- **GIVEN REQUEST**
Keep only the lines of the data below that contain "情系老人", and copy them.

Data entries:
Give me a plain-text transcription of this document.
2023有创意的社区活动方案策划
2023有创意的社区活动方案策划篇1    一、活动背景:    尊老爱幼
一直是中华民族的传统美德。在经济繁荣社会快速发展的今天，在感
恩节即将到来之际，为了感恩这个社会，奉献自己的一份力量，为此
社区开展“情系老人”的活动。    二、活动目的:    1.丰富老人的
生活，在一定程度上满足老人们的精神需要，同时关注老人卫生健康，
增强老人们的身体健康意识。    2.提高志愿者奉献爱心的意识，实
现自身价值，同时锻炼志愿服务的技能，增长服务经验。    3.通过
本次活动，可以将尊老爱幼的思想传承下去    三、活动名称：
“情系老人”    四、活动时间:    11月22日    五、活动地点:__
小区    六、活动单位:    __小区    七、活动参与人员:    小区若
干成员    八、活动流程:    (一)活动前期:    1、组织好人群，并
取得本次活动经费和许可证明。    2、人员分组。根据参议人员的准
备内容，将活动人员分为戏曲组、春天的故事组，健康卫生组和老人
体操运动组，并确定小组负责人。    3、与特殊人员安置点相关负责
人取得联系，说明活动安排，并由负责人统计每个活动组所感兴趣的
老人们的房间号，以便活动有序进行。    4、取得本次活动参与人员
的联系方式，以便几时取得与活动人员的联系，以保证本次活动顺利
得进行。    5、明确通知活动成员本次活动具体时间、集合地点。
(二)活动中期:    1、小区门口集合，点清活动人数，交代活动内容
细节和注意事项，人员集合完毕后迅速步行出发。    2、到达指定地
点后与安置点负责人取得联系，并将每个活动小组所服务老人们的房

- **WRITTEN ANSWER**
社区开展“情系老人”的活动。    二、活动目的:    1.丰富老人的
“情系老人”    四、活动时间:    11月22日    五、活动地点:__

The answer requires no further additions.